-- Description of the task --
Extract each line holding the word "icon" from the entries.

-- Task inputs --

::::::

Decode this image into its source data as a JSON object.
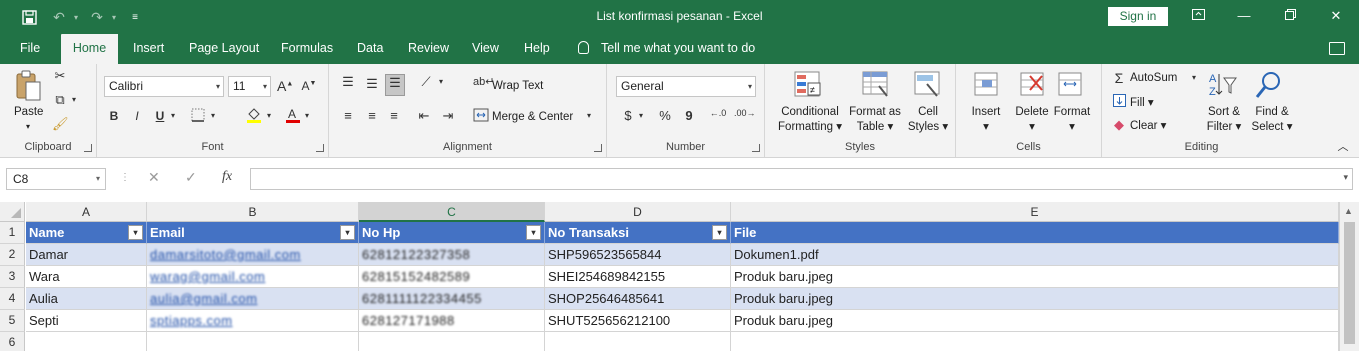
{
  "titlebar": {
    "title": "List konfirmasi pesanan  -  Excel",
    "signin": "Sign in",
    "save_icon": "save-icon",
    "undo_icon": "undo-icon",
    "redo_icon": "redo-icon"
  },
  "tabs": [
    "File",
    "Home",
    "Insert",
    "Page Layout",
    "Formulas",
    "Data",
    "Review",
    "View",
    "Help"
  ],
  "tellme": "Tell me what you want to do",
  "ribbon": {
    "clipboard": {
      "label": "Clipboard",
      "paste": "Paste"
    },
    "font": {
      "label": "Font",
      "name": "Calibri",
      "size": "11",
      "bold": "B",
      "italic": "I",
      "underline": "U",
      "grow": "A",
      "shrink": "A"
    },
    "alignment": {
      "label": "Alignment",
      "wrap": "Wrap Text",
      "merge": "Merge & Center"
    },
    "number": {
      "label": "Number",
      "format": "General",
      "currency": "$",
      "percent": "%",
      "comma": "9"
    },
    "styles": {
      "label": "Styles",
      "conditional": "Conditional Formatting",
      "cond_l1": "Conditional",
      "cond_l2": "Formatting",
      "table_l1": "Format as",
      "table_l2": "Table",
      "cell_l1": "Cell",
      "cell_l2": "Styles"
    },
    "cells": {
      "label": "Cells",
      "insert": "Insert",
      "delete": "Delete",
      "format": "Format"
    },
    "editing": {
      "label": "Editing",
      "autosum": "AutoSum",
      "fill": "Fill",
      "clear": "Clear",
      "sort_l1": "Sort &",
      "sort_l2": "Filter",
      "find_l1": "Find &",
      "find_l2": "Select"
    }
  },
  "formula_bar": {
    "namebox": "C8",
    "cancel": "✕",
    "enter": "✓",
    "fx": "fx",
    "value": ""
  },
  "columns": [
    "A",
    "B",
    "C",
    "D",
    "E"
  ],
  "rows": [
    "1",
    "2",
    "3",
    "4",
    "5",
    "6"
  ],
  "headers": [
    "Name",
    "Email",
    "No Hp",
    "No Transaksi",
    "File"
  ],
  "data": [
    [
      "Damar",
      "damarsitoto@gmail.com",
      "62812122327358",
      "SHP596523565844",
      "Dokumen1.pdf"
    ],
    [
      "Wara",
      "warag@gmail.com",
      "62815152482589",
      "SHEI254689842155",
      "Produk baru.jpeg"
    ],
    [
      "Aulia",
      "aulia@gmail.com",
      "6281111122334455",
      "SHOP25646485641",
      "Produk baru.jpeg"
    ],
    [
      "Septi",
      "sptiapps.com",
      "628127171988",
      "SHUT525656212100",
      "Produk baru.jpeg"
    ]
  ],
  "colors": {
    "excel_green": "#217346",
    "table_header": "#4472c4",
    "band": "#d9e1f2"
  }
}
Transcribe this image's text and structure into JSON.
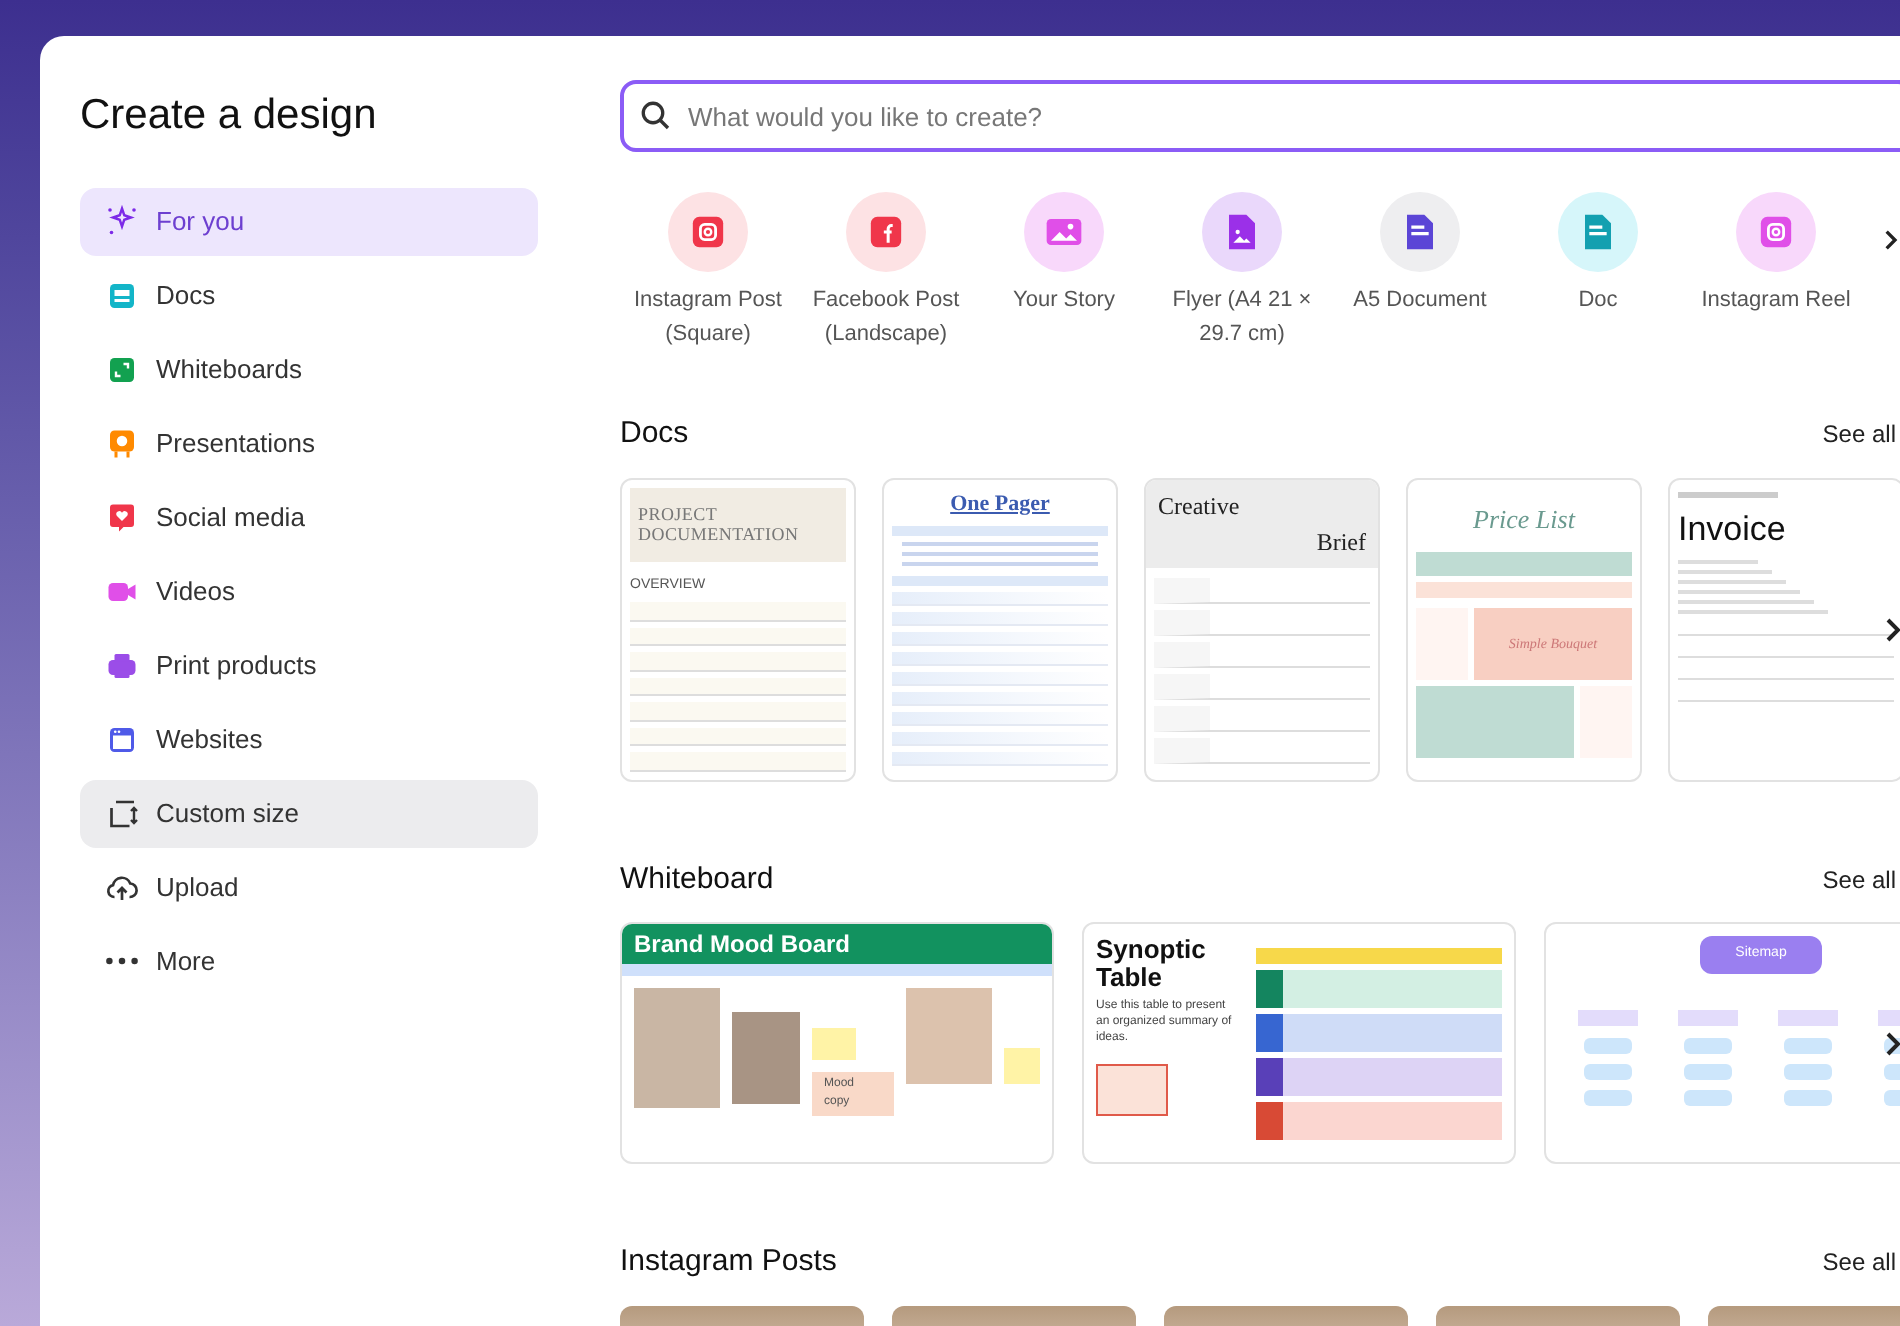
{
  "dialog": {
    "title": "Create a design"
  },
  "sidebar": {
    "items": [
      {
        "label": "For you",
        "selected": true,
        "hovered": false,
        "color": "#7d2ae8"
      },
      {
        "label": "Docs",
        "selected": false,
        "hovered": false,
        "color": "#13b5c8"
      },
      {
        "label": "Whiteboards",
        "selected": false,
        "hovered": false,
        "color": "#12a150"
      },
      {
        "label": "Presentations",
        "selected": false,
        "hovered": false,
        "color": "#ff8a00"
      },
      {
        "label": "Social media",
        "selected": false,
        "hovered": false,
        "color": "#f0364a"
      },
      {
        "label": "Videos",
        "selected": false,
        "hovered": false,
        "color": "#e04fe8"
      },
      {
        "label": "Print products",
        "selected": false,
        "hovered": false,
        "color": "#9b4de8"
      },
      {
        "label": "Websites",
        "selected": false,
        "hovered": false,
        "color": "#4f5ae8"
      },
      {
        "label": "Custom size",
        "selected": false,
        "hovered": true,
        "color": "#333333"
      },
      {
        "label": "Upload",
        "selected": false,
        "hovered": false,
        "color": "#333333"
      },
      {
        "label": "More",
        "selected": false,
        "hovered": false,
        "color": "#333333"
      }
    ]
  },
  "search": {
    "placeholder": "What would you like to create?"
  },
  "quick_create": [
    {
      "label": "Instagram Post (Square)",
      "color": "#f0364a",
      "kind": "instagram"
    },
    {
      "label": "Facebook Post (Landscape)",
      "color": "#f0364a",
      "kind": "facebook"
    },
    {
      "label": "Your Story",
      "color": "#e04fe8",
      "kind": "image"
    },
    {
      "label": "Flyer (A4 21 × 29.7 cm)",
      "color": "#9b30e8",
      "kind": "file-image"
    },
    {
      "label": "A5 Document",
      "color": "#5b45d6",
      "kind": "doc"
    },
    {
      "label": "Doc",
      "color": "#13a0b0",
      "kind": "doc"
    },
    {
      "label": "Instagram Reel",
      "color": "#e04fe8",
      "kind": "instagram"
    }
  ],
  "sections": [
    {
      "title": "Docs",
      "link": "See all",
      "kind": "docs",
      "cards": [
        {
          "kind": "project",
          "title": "PROJECT DOCUMENTATION",
          "subtitle": "OVERVIEW"
        },
        {
          "kind": "one-pager",
          "title": "One Pager"
        },
        {
          "kind": "brief",
          "title": "Creative",
          "subtitle": "Brief"
        },
        {
          "kind": "price-list",
          "title": "Price List",
          "subtitle": "Simple Bouquet"
        },
        {
          "kind": "invoice",
          "title": "Invoice"
        }
      ]
    },
    {
      "title": "Whiteboard",
      "link": "See all",
      "kind": "whiteboards",
      "cards": [
        {
          "kind": "mood-board",
          "title": "Brand Mood Board",
          "subtitle": "Mood copy"
        },
        {
          "kind": "synoptic",
          "title": "Synoptic Table",
          "subtitle": "Use this table to present an organized summary of ideas."
        },
        {
          "kind": "sitemap",
          "title": "Sitemap"
        }
      ]
    },
    {
      "title": "Instagram Posts",
      "link": "See all",
      "kind": "photos",
      "cards": [
        {
          "kind": "photo"
        },
        {
          "kind": "photo"
        },
        {
          "kind": "photo"
        },
        {
          "kind": "photo"
        },
        {
          "kind": "photo"
        }
      ]
    }
  ]
}
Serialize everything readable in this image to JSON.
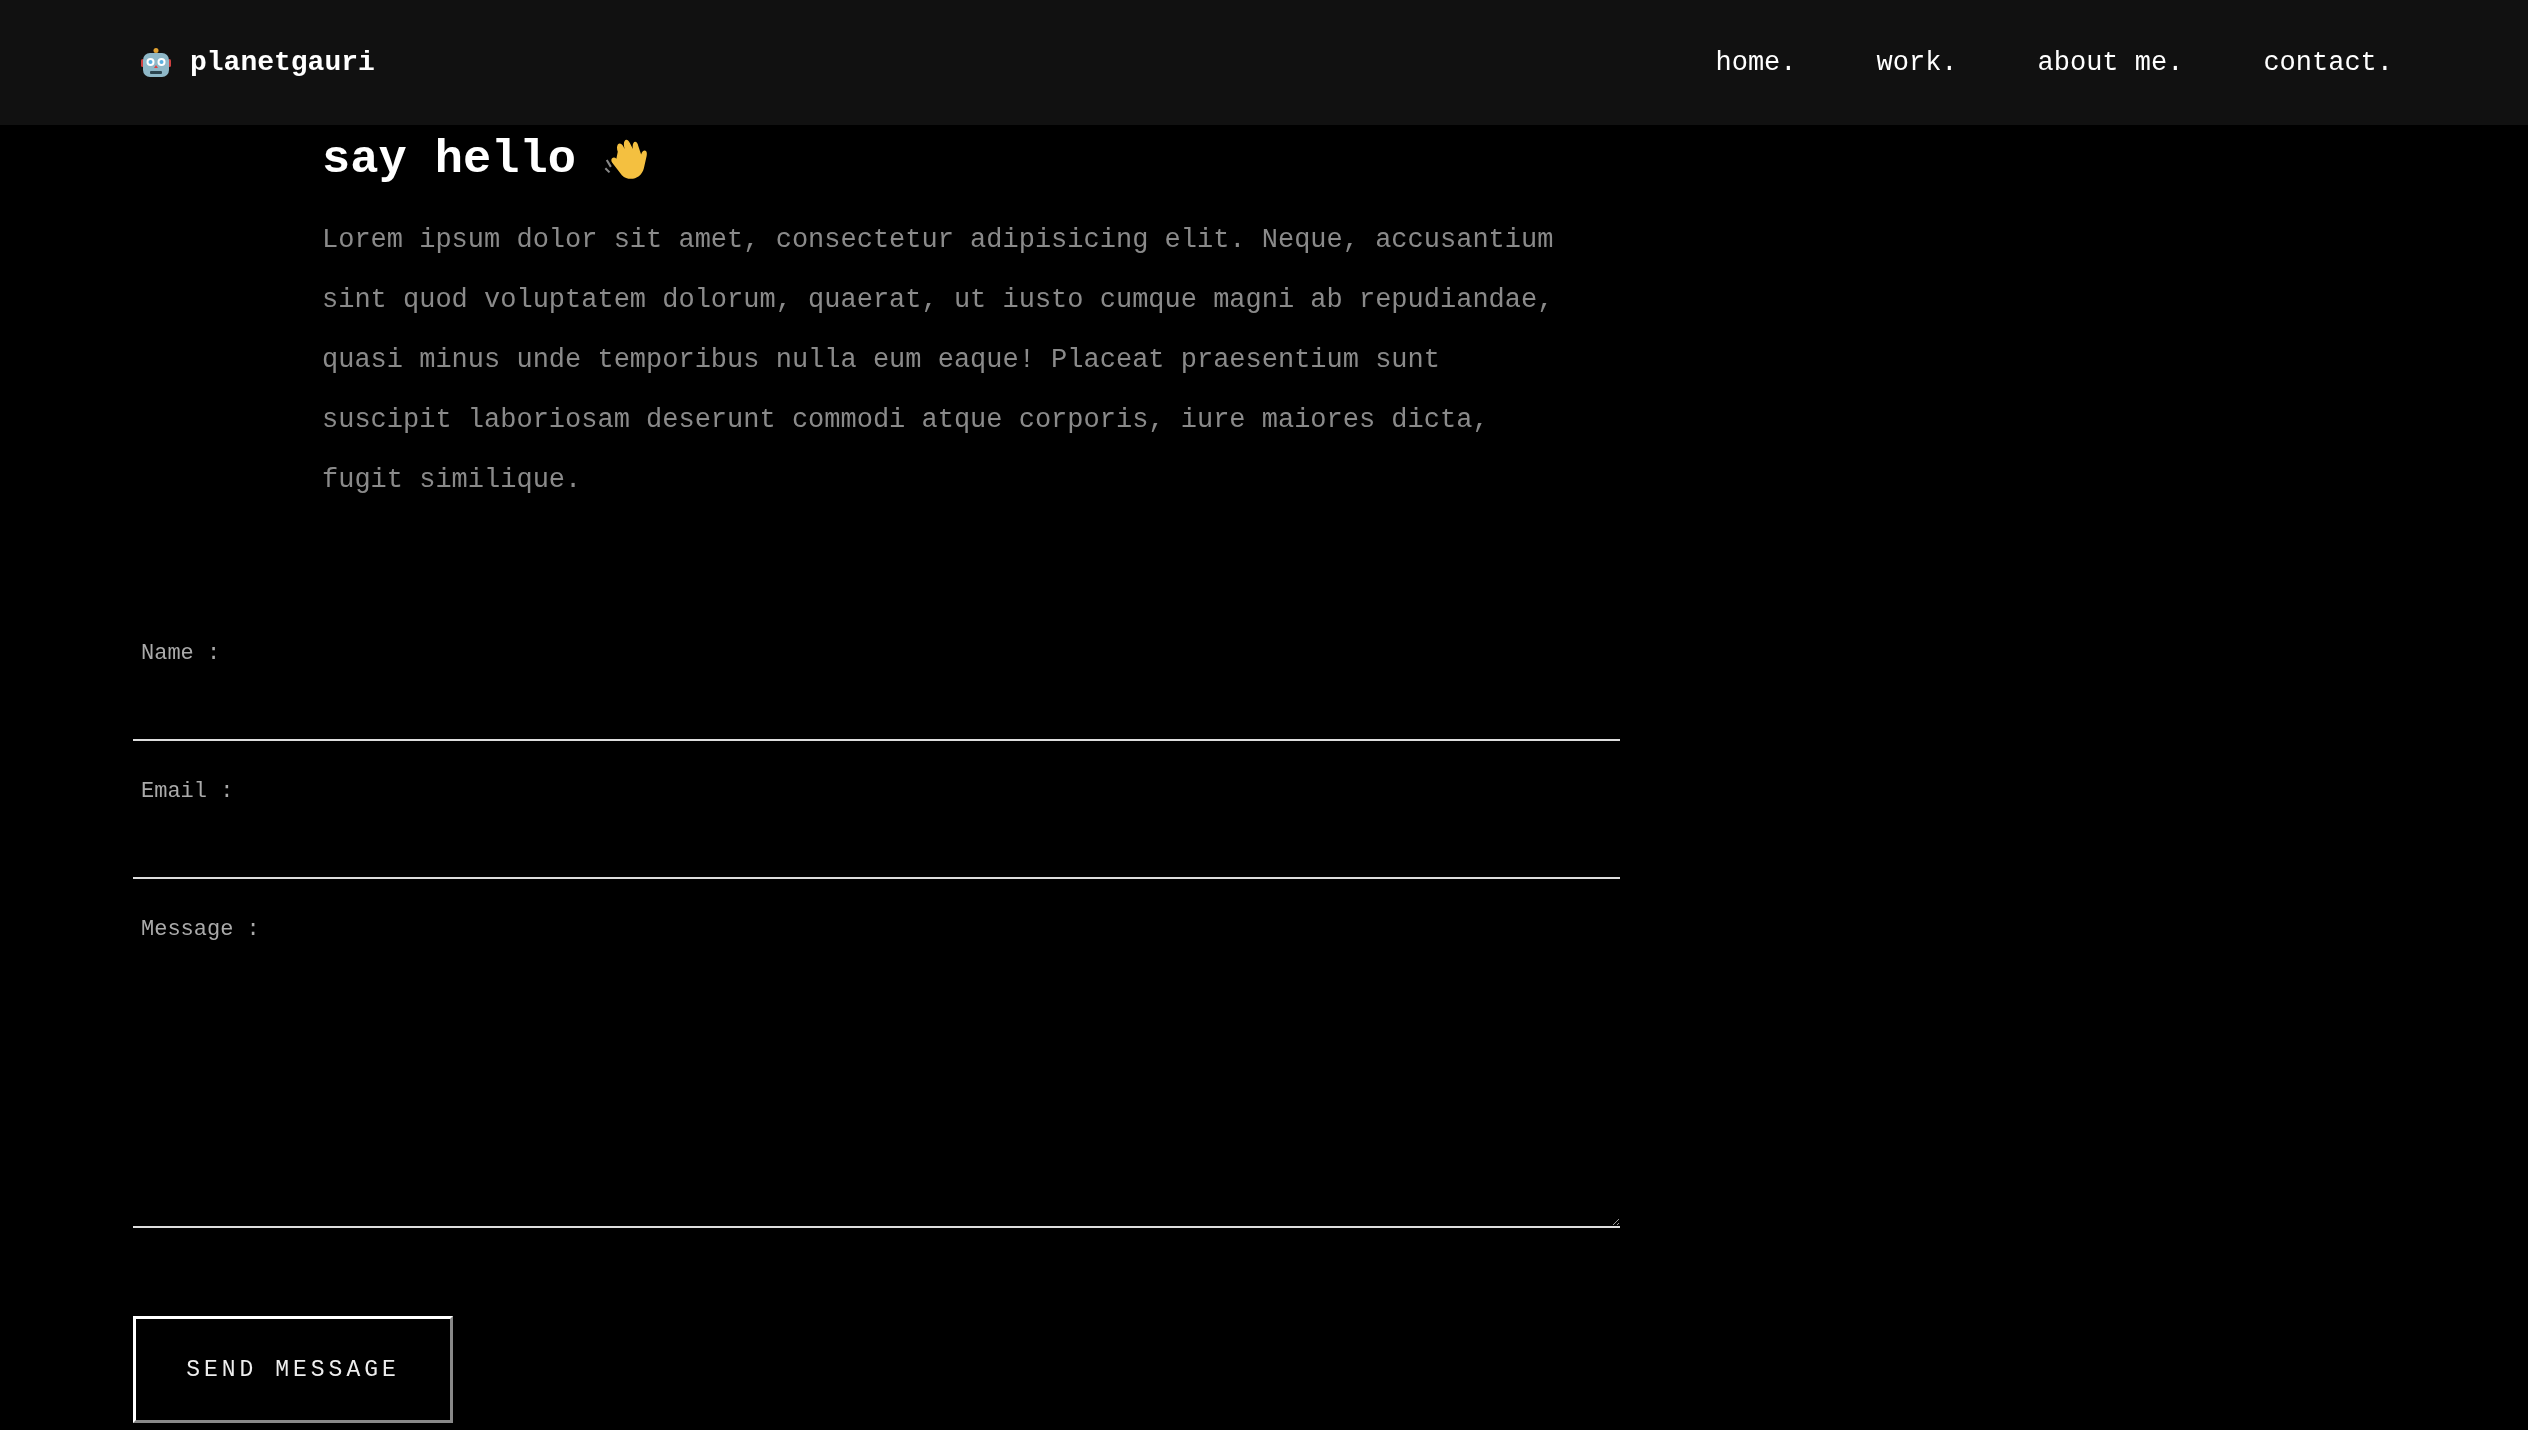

::::::

-- Reply --
    "save_icon": "save-icon",
    "undo_icon": "undo-icon",
    "redo_icon": "redo-icon"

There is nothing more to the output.